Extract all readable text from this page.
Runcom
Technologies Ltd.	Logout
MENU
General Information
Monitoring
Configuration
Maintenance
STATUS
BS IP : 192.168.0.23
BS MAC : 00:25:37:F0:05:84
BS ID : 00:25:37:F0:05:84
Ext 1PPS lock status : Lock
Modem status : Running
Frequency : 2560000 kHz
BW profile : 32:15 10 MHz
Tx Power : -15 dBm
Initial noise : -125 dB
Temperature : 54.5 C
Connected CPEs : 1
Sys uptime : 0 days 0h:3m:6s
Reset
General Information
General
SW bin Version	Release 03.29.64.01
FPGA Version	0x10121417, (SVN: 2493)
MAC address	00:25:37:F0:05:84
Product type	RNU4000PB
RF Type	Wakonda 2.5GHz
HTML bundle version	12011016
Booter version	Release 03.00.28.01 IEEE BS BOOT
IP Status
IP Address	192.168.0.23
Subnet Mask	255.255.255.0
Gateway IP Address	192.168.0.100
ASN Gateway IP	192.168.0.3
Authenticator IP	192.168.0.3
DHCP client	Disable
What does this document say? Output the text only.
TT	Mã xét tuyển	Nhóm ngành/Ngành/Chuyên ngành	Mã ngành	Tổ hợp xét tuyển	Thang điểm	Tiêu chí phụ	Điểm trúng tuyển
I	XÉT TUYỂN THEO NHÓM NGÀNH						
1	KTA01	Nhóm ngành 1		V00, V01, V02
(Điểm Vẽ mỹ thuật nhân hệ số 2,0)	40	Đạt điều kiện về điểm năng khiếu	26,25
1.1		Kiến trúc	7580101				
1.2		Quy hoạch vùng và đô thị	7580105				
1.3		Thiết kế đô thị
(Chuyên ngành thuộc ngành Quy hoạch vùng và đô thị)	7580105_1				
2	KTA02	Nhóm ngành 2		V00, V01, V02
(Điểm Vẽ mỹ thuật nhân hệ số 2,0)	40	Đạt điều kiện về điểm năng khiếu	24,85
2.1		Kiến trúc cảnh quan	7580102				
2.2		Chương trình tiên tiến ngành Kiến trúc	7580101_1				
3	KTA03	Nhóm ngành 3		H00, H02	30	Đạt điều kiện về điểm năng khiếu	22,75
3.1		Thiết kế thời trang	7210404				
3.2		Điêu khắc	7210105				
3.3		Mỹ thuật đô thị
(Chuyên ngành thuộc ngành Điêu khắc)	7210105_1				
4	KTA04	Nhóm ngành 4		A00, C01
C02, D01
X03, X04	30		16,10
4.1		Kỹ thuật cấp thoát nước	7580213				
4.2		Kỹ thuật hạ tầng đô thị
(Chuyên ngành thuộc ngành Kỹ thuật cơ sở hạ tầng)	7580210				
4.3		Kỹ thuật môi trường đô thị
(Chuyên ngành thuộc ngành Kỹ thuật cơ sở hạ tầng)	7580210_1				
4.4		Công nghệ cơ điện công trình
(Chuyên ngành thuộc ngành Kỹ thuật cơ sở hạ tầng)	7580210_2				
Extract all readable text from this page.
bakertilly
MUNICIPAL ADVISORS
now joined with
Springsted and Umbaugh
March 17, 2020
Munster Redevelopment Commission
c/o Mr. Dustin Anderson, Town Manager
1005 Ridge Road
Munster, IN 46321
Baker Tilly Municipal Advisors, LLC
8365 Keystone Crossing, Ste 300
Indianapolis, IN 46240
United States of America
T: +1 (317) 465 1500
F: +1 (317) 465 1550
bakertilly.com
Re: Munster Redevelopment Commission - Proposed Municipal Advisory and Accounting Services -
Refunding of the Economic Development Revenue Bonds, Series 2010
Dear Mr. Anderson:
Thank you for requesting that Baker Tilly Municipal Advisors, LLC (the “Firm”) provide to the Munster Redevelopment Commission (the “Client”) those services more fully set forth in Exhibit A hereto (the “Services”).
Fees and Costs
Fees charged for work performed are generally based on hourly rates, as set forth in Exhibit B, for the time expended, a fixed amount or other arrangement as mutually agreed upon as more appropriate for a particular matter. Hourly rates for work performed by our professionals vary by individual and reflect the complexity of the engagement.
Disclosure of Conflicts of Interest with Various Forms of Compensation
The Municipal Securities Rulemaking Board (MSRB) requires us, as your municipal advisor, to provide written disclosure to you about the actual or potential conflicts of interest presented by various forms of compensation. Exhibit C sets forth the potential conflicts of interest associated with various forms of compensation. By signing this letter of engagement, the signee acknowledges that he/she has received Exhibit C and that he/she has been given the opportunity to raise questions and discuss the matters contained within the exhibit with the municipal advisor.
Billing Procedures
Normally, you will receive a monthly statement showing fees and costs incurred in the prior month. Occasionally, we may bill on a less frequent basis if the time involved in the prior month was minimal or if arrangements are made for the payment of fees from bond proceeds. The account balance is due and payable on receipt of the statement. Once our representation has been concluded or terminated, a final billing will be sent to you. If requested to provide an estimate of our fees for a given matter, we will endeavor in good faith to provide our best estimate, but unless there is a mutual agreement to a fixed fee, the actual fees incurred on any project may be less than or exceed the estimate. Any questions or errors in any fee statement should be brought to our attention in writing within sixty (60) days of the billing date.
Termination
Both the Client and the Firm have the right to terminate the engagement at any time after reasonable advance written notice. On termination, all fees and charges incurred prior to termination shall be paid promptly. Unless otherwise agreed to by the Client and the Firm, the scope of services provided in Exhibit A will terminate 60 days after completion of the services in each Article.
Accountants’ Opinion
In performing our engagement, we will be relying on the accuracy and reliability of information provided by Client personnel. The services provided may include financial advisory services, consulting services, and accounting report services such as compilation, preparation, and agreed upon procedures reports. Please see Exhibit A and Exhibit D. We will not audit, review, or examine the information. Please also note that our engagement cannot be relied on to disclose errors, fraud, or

■ To do ■
Repeat all the records. Match each line exactly.

■ Solution to the exercise ■
Extract all readable text from this page.
Runcom
Technologies Ltd.	Logout
MENU
General Information
Monitoring
Configuration
Maintenance
STATUS
BS IP : 192.168.0.23
BS MAC : 00:25:37:F0:05:84
BS ID : 00:25:37:F0:05:84
Ext 1PPS lock status : Lock
Modem status : Running
Frequency : 2560000 kHz
BW profile : 32:15 10 MHz
Tx Power : -15 dBm
Initial noise : -125 dB
Temperature : 54.5 C
Connected CPEs : 1
Sys uptime : 0 days 0h:3m:6s
Reset
General Information
General
SW bin Version	Release 03.29.64.01
FPGA Version	0x10121417, (SVN: 2493)
MAC address	00:25:37:F0:05:84
Product type	RNU4000PB
RF Type	Wakonda 2.5GHz
HTML bundle version	12011016
Booter version	Release 03.00.28.01 IEEE BS BOOT
IP Status
IP Address	192.168.0.23
Subnet Mask	255.255.255.0
Gateway IP Address	192.168.0.100
ASN Gateway IP	192.168.0.3
Authenticator IP	192.168.0.3
DHCP client	Disable
What does this document say? Output the text only.
TT	Mã xét tuyển	Nhóm ngành/Ngành/Chuyên ngành	Mã ngành	Tổ hợp xét tuyển	Thang điểm	Tiêu chí phụ	Điểm trúng tuyển
I	XÉT TUYỂN THEO NHÓM NGÀNH						
1	KTA01	Nhóm ngành 1		V00, V01, V02
(Điểm Vẽ mỹ thuật nhân hệ số 2,0)	40	Đạt điều kiện về điểm năng khiếu	26,25
1.1		Kiến trúc	7580101				
1.2		Quy hoạch vùng và đô thị	7580105				
1.3		Thiết kế đô thị
(Chuyên ngành thuộc ngành Quy hoạch vùng và đô thị)	7580105_1				
2	KTA02	Nhóm ngành 2		V00, V01, V02
(Điểm Vẽ mỹ thuật nhân hệ số 2,0)	40	Đạt điều kiện về điểm năng khiếu	24,85
2.1		Kiến trúc cảnh quan	7580102				
2.2		Chương trình tiên tiến ngành Kiến trúc	7580101_1				
3	KTA03	Nhóm ngành 3		H00, H02	30	Đạt điều kiện về điểm năng khiếu	22,75
3.1		Thiết kế thời trang	7210404				
3.2		Điêu khắc	7210105				
3.3		Mỹ thuật đô thị
(Chuyên ngành thuộc ngành Điêu khắc)	7210105_1				
4	KTA04	Nhóm ngành 4		A00, C01
C02, D01
X03, X04	30		16,10
4.1		Kỹ thuật cấp thoát nước	7580213				
4.2		Kỹ thuật hạ tầng đô thị
(Chuyên ngành thuộc ngành Kỹ thuật cơ sở hạ tầng)	7580210				
4.3		Kỹ thuật môi trường đô thị
(Chuyên ngành thuộc ngành Kỹ thuật cơ sở hạ tầng)	7580210_1				
4.4		Công nghệ cơ điện công trình
(Chuyên ngành thuộc ngành Kỹ thuật cơ sở hạ tầng)	7580210_2				
Extract all readable text from this page.
bakertilly
MUNICIPAL ADVISORS
now joined with
Springsted and Umbaugh
March 17, 2020
Munster Redevelopment Commission
c/o Mr. Dustin Anderson, Town Manager
1005 Ridge Road
Munster, IN 46321
Baker Tilly Municipal Advisors, LLC
8365 Keystone Crossing, Ste 300
Indianapolis, IN 46240
United States of America
T: +1 (317) 465 1500
F: +1 (317) 465 1550
bakertilly.com
Re: Munster Redevelopment Commission - Proposed Municipal Advisory and Accounting Services -
Refunding of the Economic Development Revenue Bonds, Series 2010
Dear Mr. Anderson:
Thank you for requesting that Baker Tilly Municipal Advisors, LLC (the “Firm”) provide to the Munster Redevelopment Commission (the “Client”) those services more fully set forth in Exhibit A hereto (the “Services”).
Fees and Costs
Fees charged for work performed are generally based on hourly rates, as set forth in Exhibit B, for the time expended, a fixed amount or other arrangement as mutually agreed upon as more appropriate for a particular matter. Hourly rates for work performed by our professionals vary by individual and reflect the complexity of the engagement.
Disclosure of Conflicts of Interest with Various Forms of Compensation
The Municipal Securities Rulemaking Board (MSRB) requires us, as your municipal advisor, to provide written disclosure to you about the actual or potential conflicts of interest presented by various forms of compensation. Exhibit C sets forth the potential conflicts of interest associated with various forms of compensation. By signing this letter of engagement, the signee acknowledges that he/she has received Exhibit C and that he/she has been given the opportunity to raise questions and discuss the matters contained within the exhibit with the municipal advisor.
Billing Procedures
Normally, you will receive a monthly statement showing fees and costs incurred in the prior month. Occasionally, we may bill on a less frequent basis if the time involved in the prior month was minimal or if arrangements are made for the payment of fees from bond proceeds. The account balance is due and payable on receipt of the statement. Once our representation has been concluded or terminated, a final billing will be sent to you. If requested to provide an estimate of our fees for a given matter, we will endeavor in good faith to provide our best estimate, but unless there is a mutual agreement to a fixed fee, the actual fees incurred on any project may be less than or exceed the estimate. Any questions or errors in any fee statement should be brought to our attention in writing within sixty (60) days of the billing date.
Termination
Both the Client and the Firm have the right to terminate the engagement at any time after reasonable advance written notice. On termination, all fees and charges incurred prior to termination shall be paid promptly. Unless otherwise agreed to by the Client and the Firm, the scope of services provided in Exhibit A will terminate 60 days after completion of the services in each Article.
Accountants’ Opinion
In performing our engagement, we will be relying on the accuracy and reliability of information provided by Client personnel. The services provided may include financial advisory services, consulting services, and accounting report services such as compilation, preparation, and agreed upon procedures reports. Please see Exhibit A and Exhibit D. We will not audit, review, or examine the information. Please also note that our engagement cannot be relied on to disclose errors, fraud, or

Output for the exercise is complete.